:: MATERIAL ::
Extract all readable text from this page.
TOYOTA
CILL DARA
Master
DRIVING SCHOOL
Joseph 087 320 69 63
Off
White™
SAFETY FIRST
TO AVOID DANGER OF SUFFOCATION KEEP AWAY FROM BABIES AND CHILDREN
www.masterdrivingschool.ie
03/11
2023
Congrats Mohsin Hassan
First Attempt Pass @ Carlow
:::
Repeat the records above exactly as they appear.

Extract all readable text from this page.
TOYOTA
CILL DARA
Master
DRIVING SCHOOL
Joseph 087 320 69 63
Off
White™
SAFETY FIRST
TO AVOID DANGER OF SUFFOCATION KEEP AWAY FROM BABIES AND CHILDREN
www.masterdrivingschool.ie
03/11
2023
Congrats Mohsin Hassan
First Attempt Pass @ Carlow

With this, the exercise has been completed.